| Request |
Skip every image and restate the data word for word.

| Given information |
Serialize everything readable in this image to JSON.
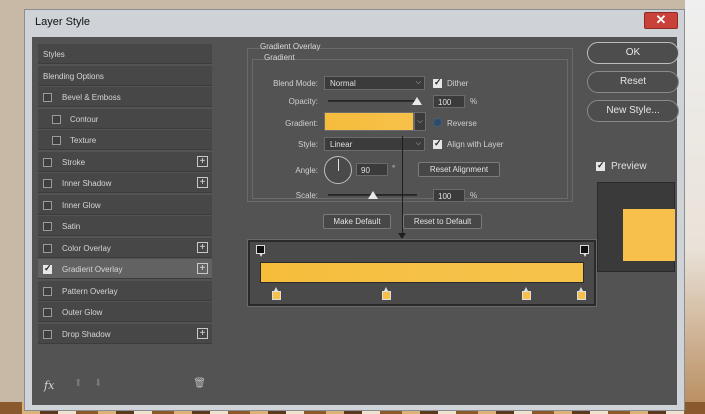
{
  "window": {
    "title": "Layer Style"
  },
  "styles_list": {
    "items": [
      {
        "label": "Styles",
        "checkbox": false,
        "checked": false,
        "plus": false,
        "indent": false
      },
      {
        "label": "Blending Options",
        "checkbox": false,
        "checked": false,
        "plus": false,
        "indent": false
      },
      {
        "label": "Bevel & Emboss",
        "checkbox": true,
        "checked": false,
        "plus": false,
        "indent": false
      },
      {
        "label": "Contour",
        "checkbox": true,
        "checked": false,
        "plus": false,
        "indent": true
      },
      {
        "label": "Texture",
        "checkbox": true,
        "checked": false,
        "plus": false,
        "indent": true
      },
      {
        "label": "Stroke",
        "checkbox": true,
        "checked": false,
        "plus": true,
        "indent": false
      },
      {
        "label": "Inner Shadow",
        "checkbox": true,
        "checked": false,
        "plus": true,
        "indent": false
      },
      {
        "label": "Inner Glow",
        "checkbox": true,
        "checked": false,
        "plus": false,
        "indent": false
      },
      {
        "label": "Satin",
        "checkbox": true,
        "checked": false,
        "plus": false,
        "indent": false
      },
      {
        "label": "Color Overlay",
        "checkbox": true,
        "checked": false,
        "plus": true,
        "indent": false
      },
      {
        "label": "Gradient Overlay",
        "checkbox": true,
        "checked": true,
        "plus": true,
        "indent": false,
        "active": true
      },
      {
        "label": "Pattern Overlay",
        "checkbox": true,
        "checked": false,
        "plus": false,
        "indent": false
      },
      {
        "label": "Outer Glow",
        "checkbox": true,
        "checked": false,
        "plus": false,
        "indent": false
      },
      {
        "label": "Drop Shadow",
        "checkbox": true,
        "checked": false,
        "plus": true,
        "indent": false
      }
    ],
    "footer": {
      "fx_label": "fx"
    }
  },
  "panel": {
    "group_title": "Gradient Overlay",
    "subgroup_title": "Gradient",
    "blend_mode": {
      "label": "Blend Mode:",
      "value": "Normal"
    },
    "dither": {
      "label": "Dither",
      "checked": true
    },
    "opacity": {
      "label": "Opacity:",
      "value": "100",
      "unit": "%",
      "level_percent": 100
    },
    "gradient": {
      "label": "Gradient:",
      "start_color": "#f6bd3c",
      "end_color": "#f7c24a"
    },
    "reverse": {
      "label": "Reverse",
      "checked": false
    },
    "style": {
      "label": "Style:",
      "value": "Linear"
    },
    "align_with_layer": {
      "label": "Align with Layer",
      "checked": true
    },
    "angle": {
      "label": "Angle:",
      "value": "90",
      "unit": "°"
    },
    "reset_alignment": "Reset Alignment",
    "scale": {
      "label": "Scale:",
      "value": "100",
      "unit": "%",
      "level_percent": 50
    },
    "make_default": "Make Default",
    "reset_to_default": "Reset to Default"
  },
  "gradient_editor": {
    "opacity_stops_percent": [
      0,
      100
    ],
    "color_stops_percent": [
      5,
      39,
      82,
      99
    ],
    "color": "#f6c04a"
  },
  "right": {
    "ok": "OK",
    "reset": "Reset",
    "new_style": "New Style...",
    "preview": {
      "label": "Preview",
      "checked": true
    },
    "preview_color": "#f6c04a"
  }
}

| Answer to the exercise |
Serialize everything readable in this image to JSON.
{
  "window": {
    "title": "Layer Style"
  },
  "styles_list": {
    "items": [
      {
        "label": "Styles",
        "checkbox": false,
        "checked": false,
        "plus": false,
        "indent": false
      },
      {
        "label": "Blending Options",
        "checkbox": false,
        "checked": false,
        "plus": false,
        "indent": false
      },
      {
        "label": "Bevel & Emboss",
        "checkbox": true,
        "checked": false,
        "plus": false,
        "indent": false
      },
      {
        "label": "Contour",
        "checkbox": true,
        "checked": false,
        "plus": false,
        "indent": true
      },
      {
        "label": "Texture",
        "checkbox": true,
        "checked": false,
        "plus": false,
        "indent": true
      },
      {
        "label": "Stroke",
        "checkbox": true,
        "checked": false,
        "plus": true,
        "indent": false
      },
      {
        "label": "Inner Shadow",
        "checkbox": true,
        "checked": false,
        "plus": true,
        "indent": false
      },
      {
        "label": "Inner Glow",
        "checkbox": true,
        "checked": false,
        "plus": false,
        "indent": false
      },
      {
        "label": "Satin",
        "checkbox": true,
        "checked": false,
        "plus": false,
        "indent": false
      },
      {
        "label": "Color Overlay",
        "checkbox": true,
        "checked": false,
        "plus": true,
        "indent": false
      },
      {
        "label": "Gradient Overlay",
        "checkbox": true,
        "checked": true,
        "plus": true,
        "indent": false,
        "active": true
      },
      {
        "label": "Pattern Overlay",
        "checkbox": true,
        "checked": false,
        "plus": false,
        "indent": false
      },
      {
        "label": "Outer Glow",
        "checkbox": true,
        "checked": false,
        "plus": false,
        "indent": false
      },
      {
        "label": "Drop Shadow",
        "checkbox": true,
        "checked": false,
        "plus": true,
        "indent": false
      }
    ],
    "footer": {
      "fx_label": "fx"
    }
  },
  "panel": {
    "group_title": "Gradient Overlay",
    "subgroup_title": "Gradient",
    "blend_mode": {
      "label": "Blend Mode:",
      "value": "Normal"
    },
    "dither": {
      "label": "Dither",
      "checked": true
    },
    "opacity": {
      "label": "Opacity:",
      "value": "100",
      "unit": "%",
      "level_percent": 100
    },
    "gradient": {
      "label": "Gradient:",
      "start_color": "#f6bd3c",
      "end_color": "#f7c24a"
    },
    "reverse": {
      "label": "Reverse",
      "checked": false
    },
    "style": {
      "label": "Style:",
      "value": "Linear"
    },
    "align_with_layer": {
      "label": "Align with Layer",
      "checked": true
    },
    "angle": {
      "label": "Angle:",
      "value": "90",
      "unit": "°"
    },
    "reset_alignment": "Reset Alignment",
    "scale": {
      "label": "Scale:",
      "value": "100",
      "unit": "%",
      "level_percent": 50
    },
    "make_default": "Make Default",
    "reset_to_default": "Reset to Default"
  },
  "gradient_editor": {
    "opacity_stops_percent": [
      0,
      100
    ],
    "color_stops_percent": [
      5,
      39,
      82,
      99
    ],
    "color": "#f6c04a"
  },
  "right": {
    "ok": "OK",
    "reset": "Reset",
    "new_style": "New Style...",
    "preview": {
      "label": "Preview",
      "checked": true
    },
    "preview_color": "#f6c04a"
  }
}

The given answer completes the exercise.